--- BEGIN ---
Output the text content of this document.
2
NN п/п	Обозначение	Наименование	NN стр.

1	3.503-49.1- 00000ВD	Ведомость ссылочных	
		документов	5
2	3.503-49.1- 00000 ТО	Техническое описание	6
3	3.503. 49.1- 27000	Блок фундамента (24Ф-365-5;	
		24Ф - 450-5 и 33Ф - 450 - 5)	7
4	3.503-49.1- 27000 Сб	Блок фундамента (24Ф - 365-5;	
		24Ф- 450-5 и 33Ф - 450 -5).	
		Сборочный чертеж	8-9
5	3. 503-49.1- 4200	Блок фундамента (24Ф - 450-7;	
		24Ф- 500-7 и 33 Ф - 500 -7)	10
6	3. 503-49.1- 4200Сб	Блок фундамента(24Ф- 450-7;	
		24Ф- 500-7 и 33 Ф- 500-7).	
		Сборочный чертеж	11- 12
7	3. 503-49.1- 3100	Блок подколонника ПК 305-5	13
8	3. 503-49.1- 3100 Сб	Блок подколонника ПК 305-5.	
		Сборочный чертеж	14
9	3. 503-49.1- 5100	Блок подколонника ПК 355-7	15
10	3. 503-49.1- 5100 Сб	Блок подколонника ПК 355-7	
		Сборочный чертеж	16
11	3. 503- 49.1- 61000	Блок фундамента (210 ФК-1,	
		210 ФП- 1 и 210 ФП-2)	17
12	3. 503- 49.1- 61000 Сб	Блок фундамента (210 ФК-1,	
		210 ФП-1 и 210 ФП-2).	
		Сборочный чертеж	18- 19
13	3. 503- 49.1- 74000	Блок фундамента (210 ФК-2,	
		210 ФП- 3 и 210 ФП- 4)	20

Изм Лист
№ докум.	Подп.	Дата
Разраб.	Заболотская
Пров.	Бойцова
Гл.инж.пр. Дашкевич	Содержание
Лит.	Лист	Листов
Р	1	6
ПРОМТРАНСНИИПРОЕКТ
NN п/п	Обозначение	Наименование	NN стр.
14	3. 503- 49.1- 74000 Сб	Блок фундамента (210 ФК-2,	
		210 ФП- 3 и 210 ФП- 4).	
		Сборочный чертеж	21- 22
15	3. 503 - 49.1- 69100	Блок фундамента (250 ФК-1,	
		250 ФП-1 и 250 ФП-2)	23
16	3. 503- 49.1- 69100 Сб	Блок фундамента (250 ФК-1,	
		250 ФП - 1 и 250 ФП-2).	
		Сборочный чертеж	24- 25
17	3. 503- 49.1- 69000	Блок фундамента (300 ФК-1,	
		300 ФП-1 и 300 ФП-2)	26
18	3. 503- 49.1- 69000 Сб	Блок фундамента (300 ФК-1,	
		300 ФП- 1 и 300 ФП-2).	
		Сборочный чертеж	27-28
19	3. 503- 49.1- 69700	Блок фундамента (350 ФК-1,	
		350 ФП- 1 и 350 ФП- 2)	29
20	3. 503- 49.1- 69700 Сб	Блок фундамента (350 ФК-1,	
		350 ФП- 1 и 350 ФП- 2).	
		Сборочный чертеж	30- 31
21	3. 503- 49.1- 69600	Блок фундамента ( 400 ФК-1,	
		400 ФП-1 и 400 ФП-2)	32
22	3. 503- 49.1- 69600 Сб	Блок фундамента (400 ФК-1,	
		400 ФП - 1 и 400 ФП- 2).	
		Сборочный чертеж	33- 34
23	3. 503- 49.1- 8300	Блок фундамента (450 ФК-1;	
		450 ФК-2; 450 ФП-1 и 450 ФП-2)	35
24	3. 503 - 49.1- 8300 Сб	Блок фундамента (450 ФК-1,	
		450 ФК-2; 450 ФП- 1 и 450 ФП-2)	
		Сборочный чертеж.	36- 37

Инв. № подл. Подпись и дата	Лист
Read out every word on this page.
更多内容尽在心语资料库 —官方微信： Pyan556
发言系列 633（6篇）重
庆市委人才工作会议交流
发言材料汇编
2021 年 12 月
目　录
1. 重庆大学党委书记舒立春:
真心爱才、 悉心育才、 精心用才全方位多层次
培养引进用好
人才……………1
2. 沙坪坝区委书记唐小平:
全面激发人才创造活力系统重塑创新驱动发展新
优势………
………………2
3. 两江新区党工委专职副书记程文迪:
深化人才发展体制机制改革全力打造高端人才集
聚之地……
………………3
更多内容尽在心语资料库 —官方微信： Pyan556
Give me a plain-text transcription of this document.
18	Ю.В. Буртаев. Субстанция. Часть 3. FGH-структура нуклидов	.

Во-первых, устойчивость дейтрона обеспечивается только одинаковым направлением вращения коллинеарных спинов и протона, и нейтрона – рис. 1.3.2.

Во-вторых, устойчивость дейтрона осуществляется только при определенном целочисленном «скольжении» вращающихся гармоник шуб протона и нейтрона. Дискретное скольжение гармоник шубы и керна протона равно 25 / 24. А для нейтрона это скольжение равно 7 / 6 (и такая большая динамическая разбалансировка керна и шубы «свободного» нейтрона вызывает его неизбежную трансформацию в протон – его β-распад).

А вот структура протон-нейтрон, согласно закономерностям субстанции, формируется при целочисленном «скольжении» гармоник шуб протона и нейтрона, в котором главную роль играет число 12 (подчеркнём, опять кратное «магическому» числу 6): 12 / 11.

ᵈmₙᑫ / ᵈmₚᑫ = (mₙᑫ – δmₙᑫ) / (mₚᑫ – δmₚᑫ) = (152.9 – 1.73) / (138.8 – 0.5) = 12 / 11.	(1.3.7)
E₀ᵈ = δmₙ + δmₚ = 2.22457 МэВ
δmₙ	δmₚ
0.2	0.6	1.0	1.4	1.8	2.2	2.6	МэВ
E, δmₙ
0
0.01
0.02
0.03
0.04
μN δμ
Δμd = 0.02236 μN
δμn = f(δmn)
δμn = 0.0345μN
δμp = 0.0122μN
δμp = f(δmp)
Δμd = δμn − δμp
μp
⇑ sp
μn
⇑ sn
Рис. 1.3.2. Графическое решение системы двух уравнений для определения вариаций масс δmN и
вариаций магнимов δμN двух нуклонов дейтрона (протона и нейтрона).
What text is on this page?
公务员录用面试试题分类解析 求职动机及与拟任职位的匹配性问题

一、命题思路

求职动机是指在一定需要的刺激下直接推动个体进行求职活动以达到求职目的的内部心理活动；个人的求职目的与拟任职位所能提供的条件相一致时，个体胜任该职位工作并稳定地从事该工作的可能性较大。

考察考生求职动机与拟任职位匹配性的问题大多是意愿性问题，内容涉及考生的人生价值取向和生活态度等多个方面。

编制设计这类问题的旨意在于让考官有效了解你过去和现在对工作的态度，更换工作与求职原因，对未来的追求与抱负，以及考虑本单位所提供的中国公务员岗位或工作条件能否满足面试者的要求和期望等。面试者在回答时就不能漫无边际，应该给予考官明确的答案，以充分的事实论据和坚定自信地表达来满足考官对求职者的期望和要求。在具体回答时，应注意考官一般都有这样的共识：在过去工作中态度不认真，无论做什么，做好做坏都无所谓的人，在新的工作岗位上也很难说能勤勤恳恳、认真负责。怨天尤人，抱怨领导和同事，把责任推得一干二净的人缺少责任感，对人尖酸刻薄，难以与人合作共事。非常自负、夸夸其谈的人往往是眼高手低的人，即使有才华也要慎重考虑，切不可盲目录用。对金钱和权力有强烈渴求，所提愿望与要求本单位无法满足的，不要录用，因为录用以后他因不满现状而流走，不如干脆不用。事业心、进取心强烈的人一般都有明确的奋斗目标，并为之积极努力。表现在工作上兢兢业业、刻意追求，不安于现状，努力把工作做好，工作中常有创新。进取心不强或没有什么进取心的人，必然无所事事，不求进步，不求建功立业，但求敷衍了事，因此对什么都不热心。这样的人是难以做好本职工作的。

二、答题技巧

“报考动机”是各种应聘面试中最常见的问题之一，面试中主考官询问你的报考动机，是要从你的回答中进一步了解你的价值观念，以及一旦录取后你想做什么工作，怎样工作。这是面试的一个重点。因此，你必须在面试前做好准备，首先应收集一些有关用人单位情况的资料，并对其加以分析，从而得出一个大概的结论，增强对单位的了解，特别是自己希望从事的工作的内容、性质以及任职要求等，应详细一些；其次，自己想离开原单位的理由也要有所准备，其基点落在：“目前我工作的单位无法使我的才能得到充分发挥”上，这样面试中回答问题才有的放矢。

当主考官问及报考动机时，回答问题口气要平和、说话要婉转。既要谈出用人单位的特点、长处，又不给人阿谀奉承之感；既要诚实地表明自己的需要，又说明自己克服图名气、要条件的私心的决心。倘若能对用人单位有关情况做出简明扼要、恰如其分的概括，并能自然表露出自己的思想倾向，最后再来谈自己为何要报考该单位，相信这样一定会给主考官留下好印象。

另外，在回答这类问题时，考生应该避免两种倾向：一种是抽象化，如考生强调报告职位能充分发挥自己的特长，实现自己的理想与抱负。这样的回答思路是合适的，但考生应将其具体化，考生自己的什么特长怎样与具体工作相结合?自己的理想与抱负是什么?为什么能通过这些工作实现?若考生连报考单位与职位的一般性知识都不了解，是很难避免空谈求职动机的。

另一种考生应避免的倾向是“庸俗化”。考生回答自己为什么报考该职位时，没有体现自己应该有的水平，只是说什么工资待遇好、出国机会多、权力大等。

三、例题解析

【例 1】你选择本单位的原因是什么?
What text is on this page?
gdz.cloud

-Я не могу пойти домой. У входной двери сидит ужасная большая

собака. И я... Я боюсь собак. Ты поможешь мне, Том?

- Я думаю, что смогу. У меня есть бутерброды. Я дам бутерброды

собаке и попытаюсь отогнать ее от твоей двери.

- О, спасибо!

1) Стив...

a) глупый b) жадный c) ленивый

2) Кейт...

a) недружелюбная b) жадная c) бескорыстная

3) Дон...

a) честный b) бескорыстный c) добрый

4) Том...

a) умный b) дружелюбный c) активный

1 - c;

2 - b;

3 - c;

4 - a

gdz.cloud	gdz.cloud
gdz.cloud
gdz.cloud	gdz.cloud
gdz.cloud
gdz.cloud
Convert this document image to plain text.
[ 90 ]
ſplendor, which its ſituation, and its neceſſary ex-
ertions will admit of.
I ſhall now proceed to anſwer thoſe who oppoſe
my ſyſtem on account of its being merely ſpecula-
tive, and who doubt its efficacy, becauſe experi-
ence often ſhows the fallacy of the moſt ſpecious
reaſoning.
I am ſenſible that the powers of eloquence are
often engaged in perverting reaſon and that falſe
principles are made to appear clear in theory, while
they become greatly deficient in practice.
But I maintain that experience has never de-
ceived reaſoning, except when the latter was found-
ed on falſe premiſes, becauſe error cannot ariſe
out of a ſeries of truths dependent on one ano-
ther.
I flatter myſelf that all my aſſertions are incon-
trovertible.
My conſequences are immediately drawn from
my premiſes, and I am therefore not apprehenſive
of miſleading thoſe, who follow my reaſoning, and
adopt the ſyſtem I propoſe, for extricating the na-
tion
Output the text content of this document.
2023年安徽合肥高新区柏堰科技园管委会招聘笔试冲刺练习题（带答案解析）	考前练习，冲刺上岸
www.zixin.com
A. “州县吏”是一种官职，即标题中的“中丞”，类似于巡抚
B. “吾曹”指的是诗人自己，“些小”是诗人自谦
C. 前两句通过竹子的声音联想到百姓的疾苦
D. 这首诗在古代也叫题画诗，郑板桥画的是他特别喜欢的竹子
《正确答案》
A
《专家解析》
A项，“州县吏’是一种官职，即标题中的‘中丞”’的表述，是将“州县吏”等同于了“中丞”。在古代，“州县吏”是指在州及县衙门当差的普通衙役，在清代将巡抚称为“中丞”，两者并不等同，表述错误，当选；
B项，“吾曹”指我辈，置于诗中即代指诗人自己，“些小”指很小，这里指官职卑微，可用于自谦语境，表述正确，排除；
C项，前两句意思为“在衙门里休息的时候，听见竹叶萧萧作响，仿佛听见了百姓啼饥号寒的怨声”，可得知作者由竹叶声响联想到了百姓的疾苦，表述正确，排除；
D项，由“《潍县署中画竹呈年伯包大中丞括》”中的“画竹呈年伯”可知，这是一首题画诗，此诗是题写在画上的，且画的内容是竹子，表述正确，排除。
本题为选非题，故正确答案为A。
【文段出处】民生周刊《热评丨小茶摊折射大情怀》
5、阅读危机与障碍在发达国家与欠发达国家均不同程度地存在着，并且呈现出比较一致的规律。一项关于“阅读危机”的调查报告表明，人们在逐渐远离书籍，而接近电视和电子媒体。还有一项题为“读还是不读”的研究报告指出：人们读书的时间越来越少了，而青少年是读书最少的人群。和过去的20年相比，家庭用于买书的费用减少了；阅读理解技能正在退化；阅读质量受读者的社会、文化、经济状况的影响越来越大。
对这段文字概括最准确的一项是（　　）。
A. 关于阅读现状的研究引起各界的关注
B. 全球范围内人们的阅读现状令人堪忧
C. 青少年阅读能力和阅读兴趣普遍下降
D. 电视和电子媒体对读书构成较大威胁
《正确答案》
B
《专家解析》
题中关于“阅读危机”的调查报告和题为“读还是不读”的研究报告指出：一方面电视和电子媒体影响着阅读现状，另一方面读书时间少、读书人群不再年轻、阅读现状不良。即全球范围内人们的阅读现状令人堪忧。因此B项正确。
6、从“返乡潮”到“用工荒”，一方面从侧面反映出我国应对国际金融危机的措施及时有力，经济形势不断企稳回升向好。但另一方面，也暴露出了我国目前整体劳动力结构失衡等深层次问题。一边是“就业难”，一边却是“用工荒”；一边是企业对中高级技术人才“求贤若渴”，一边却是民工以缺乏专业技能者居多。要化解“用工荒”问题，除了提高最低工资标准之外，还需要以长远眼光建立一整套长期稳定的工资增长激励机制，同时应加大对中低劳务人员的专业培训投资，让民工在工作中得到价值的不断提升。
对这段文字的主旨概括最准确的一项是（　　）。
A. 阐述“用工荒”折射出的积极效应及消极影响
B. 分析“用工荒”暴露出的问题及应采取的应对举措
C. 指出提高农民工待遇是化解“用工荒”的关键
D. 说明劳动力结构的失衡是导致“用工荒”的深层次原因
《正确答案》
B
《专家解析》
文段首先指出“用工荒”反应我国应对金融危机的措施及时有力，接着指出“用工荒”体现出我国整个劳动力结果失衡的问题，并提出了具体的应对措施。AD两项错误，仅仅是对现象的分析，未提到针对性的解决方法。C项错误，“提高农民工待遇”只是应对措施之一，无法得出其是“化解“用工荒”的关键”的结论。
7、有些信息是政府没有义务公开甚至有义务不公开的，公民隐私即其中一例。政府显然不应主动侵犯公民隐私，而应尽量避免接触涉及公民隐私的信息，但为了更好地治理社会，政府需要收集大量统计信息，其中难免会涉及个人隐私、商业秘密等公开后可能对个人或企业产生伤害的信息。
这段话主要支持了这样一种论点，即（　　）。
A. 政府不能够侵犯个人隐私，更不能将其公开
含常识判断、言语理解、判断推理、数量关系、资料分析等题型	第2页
--- END ---
• To do: Extract all lines of the records above that include "阅读危机".

• The reply:
5、阅读危机与障碍在发达国家与欠发达国家均不同程度地存在着，并且呈现出比较一致的规律。一项关于“阅读危机”的调查报告表明，人们在逐渐远离书籍，而接近电视和电子媒体。还有一项题为“读还是不读”的研究报告指出：人们读书的时间越来越少了，而青少年是读书最少的人群。和过去的20年相比，家庭用于买书的费用减少了；阅读理解技能正在退化；阅读质量受读者的社会、文化、经济状况的影响越来越大。
题中关于“阅读危机”的调查报告和题为“读还是不读”的研究报告指出：一方面电视和电子媒体影响着阅读现状，另一方面读书时间少、读书人群不再年轻、阅读现状不良。即全球范围内人们的阅读现状令人堪忧。因此B项正确。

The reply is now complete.